**What is expected**
Write out the material exactly, without any of its pictures.

>>>>

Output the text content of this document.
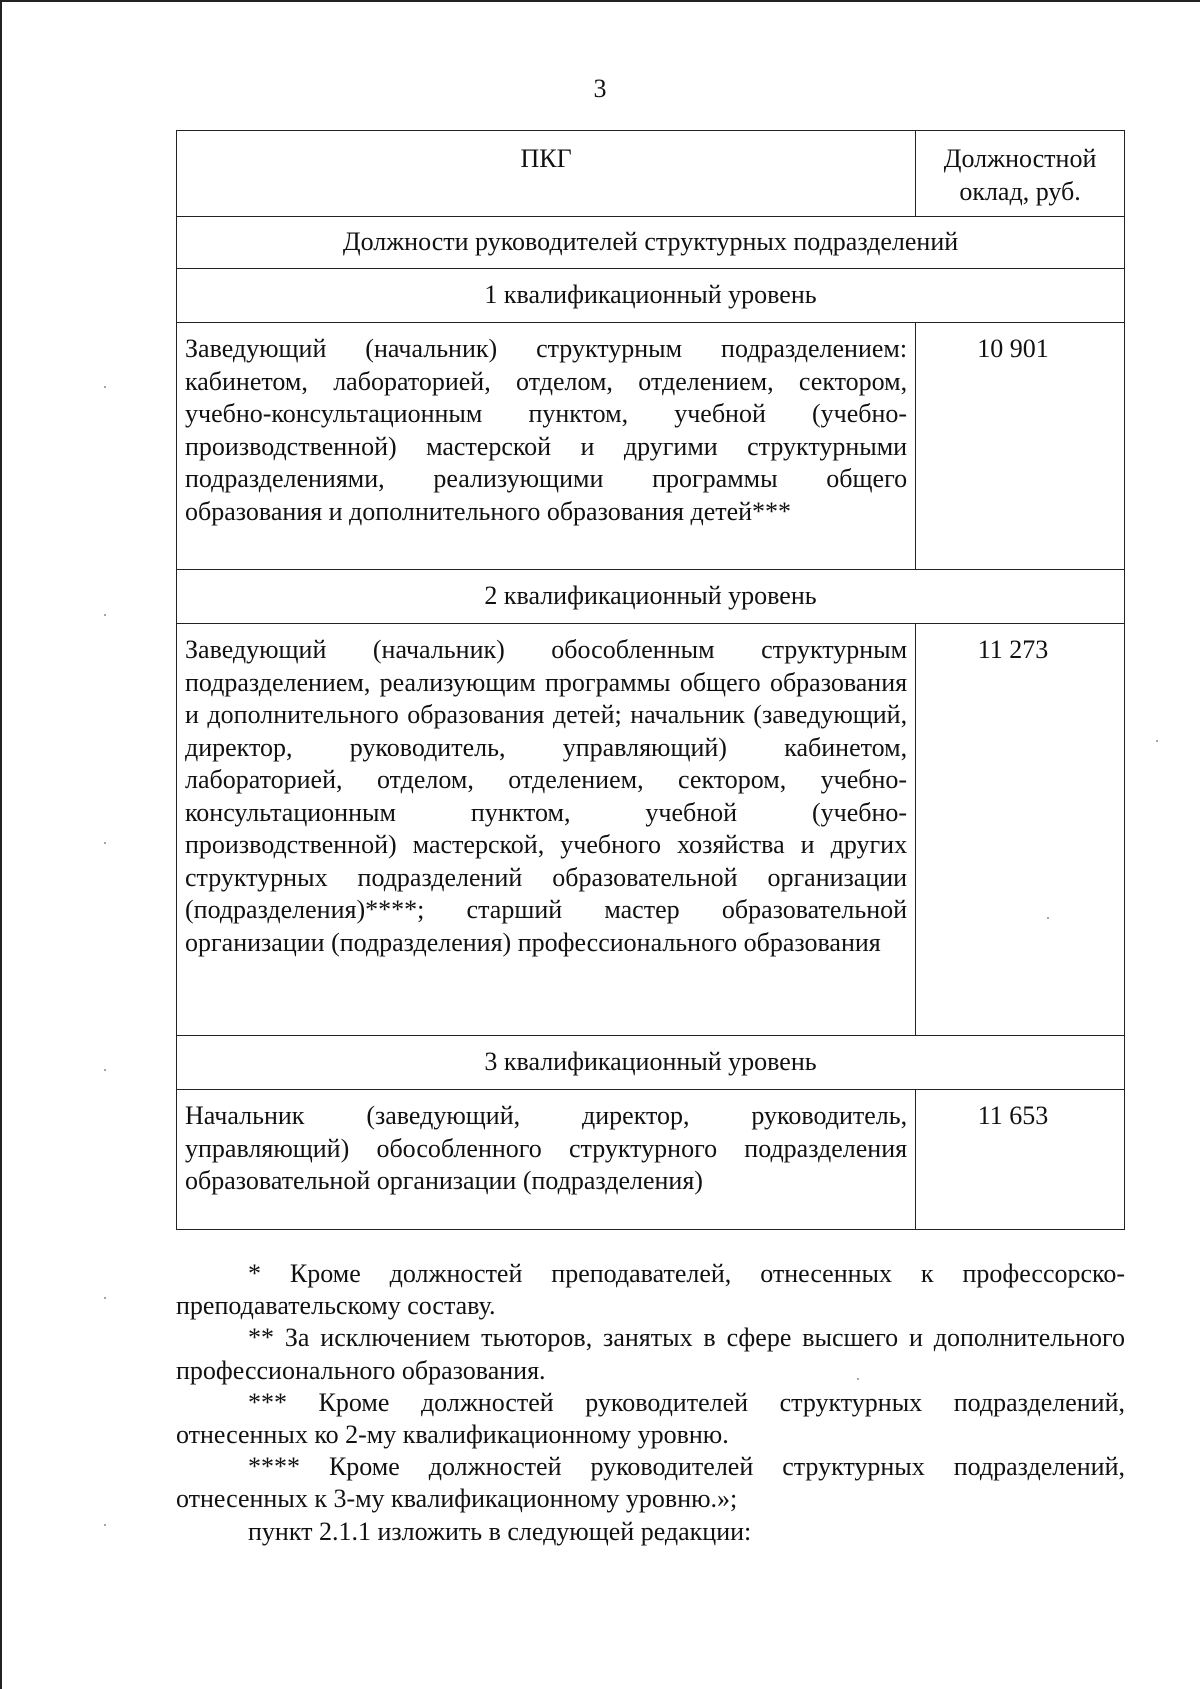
3
ПКГ	Должностной
оклад, руб.
Должности руководителей структурных подразделений	
1 квалификационный уровень	
Заведующий (начальник) структурным подразделением: кабинетом, лабораторией, отделом, отделением, сектором, учебно-консультационным пунктом, учебной (учебно-производственной) мастерской и другими структурными подразделениями, реализующими программы общего образования и дополнительного образования детей***	10 901
2 квалификационный уровень	
Заведующий (начальник) обособленным структурным подразделением, реализующим программы общего образования и дополнительного образования детей; начальник (заведующий, директор, руководитель, управляющий) кабинетом, лабораторией, отделом, отделением, сектором, учебно-консультационным пунктом, учебной (учебно-производственной) мастерской, учебного хозяйства и других структурных подразделений образовательной организации (подразделения)****; старший мастер образовательной организации (подразделения) профессионального образования	11 273
3 квалификационный уровень	
Начальник (заведующий, директор, руководитель, управляющий) обособленного структурного подразделения образовательной организации (подразделения)	11 653

* Кроме должностей преподавателей, отнесенных к профессорско-преподавательскому составу.

** За исключением тьюторов, занятых в сфере высшего и дополнительного профессионального образования.

*** Кроме должностей руководителей структурных подразделений, отнесенных ко 2-му квалификационному уровню.

**** Кроме должностей руководителей структурных подразделений, отнесенных к 3-му квалификационному уровню.»;

пункт 2.1.1 изложить в следующей редакции:
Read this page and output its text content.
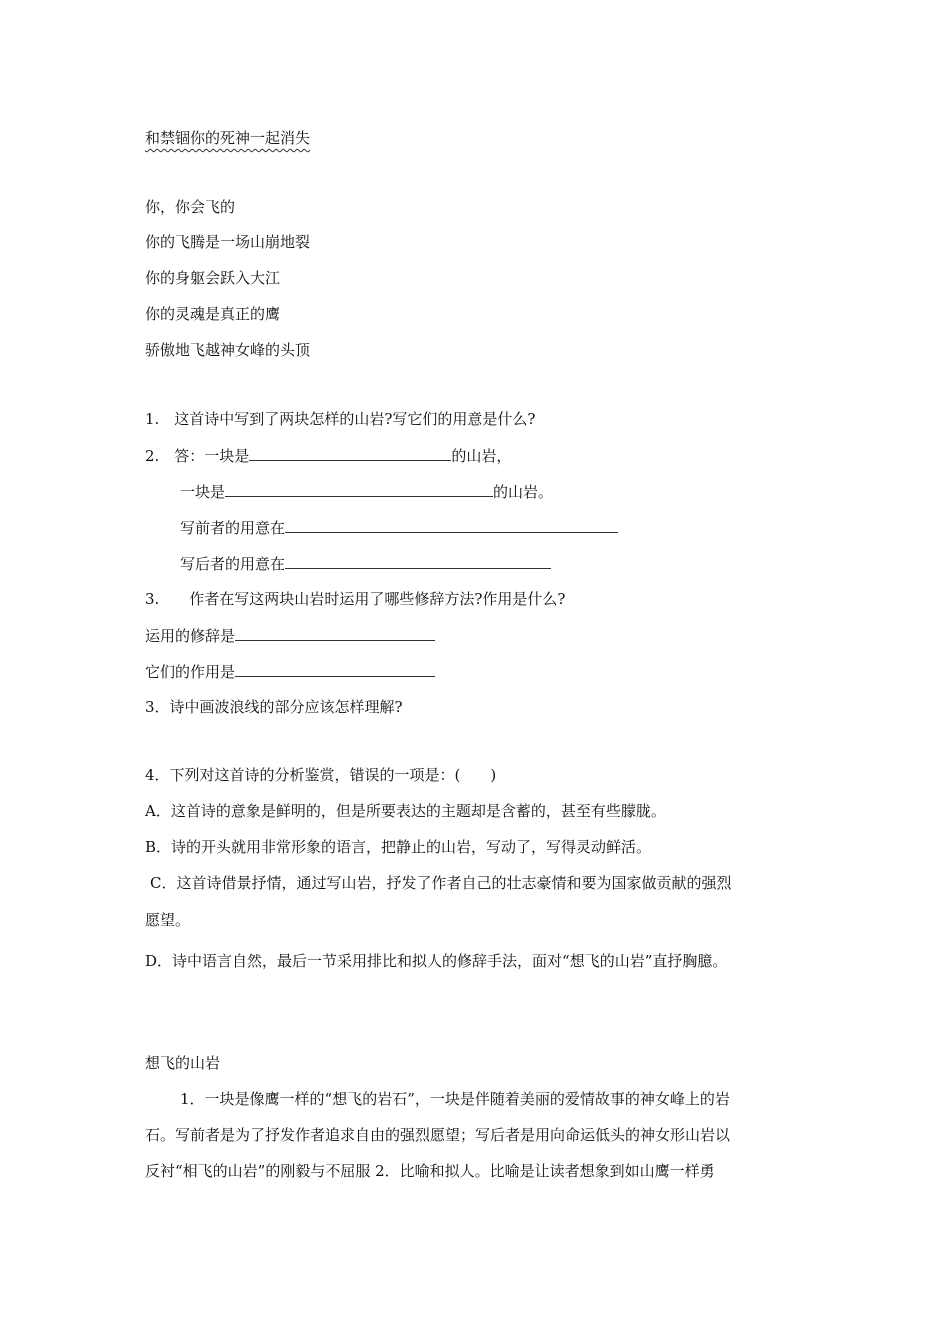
和禁锢你的死神一起消失
你，你会飞的
你的飞腾是一场山崩地裂
你的身躯会跃入大江
你的灵魂是真正的鹰
骄傲地飞越神女峰的头顶
1.　这首诗中写到了两块怎样的山岩?写它们的用意是什么?
2.　答：一块是	的山岩，
一块是	的山岩。
写前者的用意在
写后者的用意在
3.　　作者在写这两块山岩时运用了哪些修辞方法?作用是什么?
运用的修辞是
它们的作用是
3．诗中画波浪线的部分应该怎样理解?
4．下列对这首诗的分析鉴赏，错误的一项是：(　　)
A．这首诗的意象是鲜明的，但是所要表达的主题却是含蓄的，甚至有些朦胧。
B．诗的开头就用非常形象的语言，把静止的山岩，写动了，写得灵动鲜活。
C．这首诗借景抒情，通过写山岩，抒发了作者自己的壮志豪情和要为国家做贡献的强烈
愿望。
D．诗中语言自然，最后一节采用排比和拟人的修辞手法，面对“想飞的山岩”直抒胸臆。
想飞的山岩
1．一块是像鹰一样的“想飞的岩石”，一块是伴随着美丽的爱情故事的神女峰上的岩
石。写前者是为了抒发作者追求自由的强烈愿望；写后者是用向命运低头的神女形山岩以
反衬“相飞的山岩”的刚毅与不屈服 2．比喻和拟人。比喻是让读者想象到如山鹰一样勇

<<<<

**Task output**
Output the text content of this document.
3
ПКГ	Должностной
оклад, руб.
Должности руководителей структурных подразделений	
1 квалификационный уровень	
Заведующий (начальник) структурным подразделением: кабинетом, лабораторией, отделом, отделением, сектором, учебно-консультационным пунктом, учебной (учебно-производственной) мастерской и другими структурными подразделениями, реализующими программы общего образования и дополнительного образования детей***	10 901
2 квалификационный уровень	
Заведующий (начальник) обособленным структурным подразделением, реализующим программы общего образования и дополнительного образования детей; начальник (заведующий, директор, руководитель, управляющий) кабинетом, лабораторией, отделом, отделением, сектором, учебно-консультационным пунктом, учебной (учебно-производственной) мастерской, учебного хозяйства и других структурных подразделений образовательной организации (подразделения)****; старший мастер образовательной организации (подразделения) профессионального образования	11 273
3 квалификационный уровень	
Начальник (заведующий, директор, руководитель, управляющий) обособленного структурного подразделения образовательной организации (подразделения)	11 653

* Кроме должностей преподавателей, отнесенных к профессорско-преподавательскому составу.

** За исключением тьюторов, занятых в сфере высшего и дополнительного профессионального образования.

*** Кроме должностей руководителей структурных подразделений, отнесенных ко 2-му квалификационному уровню.

**** Кроме должностей руководителей структурных подразделений, отнесенных к 3-му квалификационному уровню.»;

пункт 2.1.1 изложить в следующей редакции:
Read this page and output its text content.
和禁锢你的死神一起消失
你，你会飞的
你的飞腾是一场山崩地裂
你的身躯会跃入大江
你的灵魂是真正的鹰
骄傲地飞越神女峰的头顶
1.　这首诗中写到了两块怎样的山岩?写它们的用意是什么?
2.　答：一块是	的山岩，
一块是	的山岩。
写前者的用意在
写后者的用意在
3.　　作者在写这两块山岩时运用了哪些修辞方法?作用是什么?
运用的修辞是
它们的作用是
3．诗中画波浪线的部分应该怎样理解?
4．下列对这首诗的分析鉴赏，错误的一项是：(　　)
A．这首诗的意象是鲜明的，但是所要表达的主题却是含蓄的，甚至有些朦胧。
B．诗的开头就用非常形象的语言，把静止的山岩，写动了，写得灵动鲜活。
C．这首诗借景抒情，通过写山岩，抒发了作者自己的壮志豪情和要为国家做贡献的强烈
愿望。
D．诗中语言自然，最后一节采用排比和拟人的修辞手法，面对“想飞的山岩”直抒胸臆。
想飞的山岩
1．一块是像鹰一样的“想飞的岩石”，一块是伴随着美丽的爱情故事的神女峰上的岩
石。写前者是为了抒发作者追求自由的强烈愿望；写后者是用向命运低头的神女形山岩以
反衬“相飞的山岩”的刚毅与不屈服 2．比喻和拟人。比喻是让读者想象到如山鹰一样勇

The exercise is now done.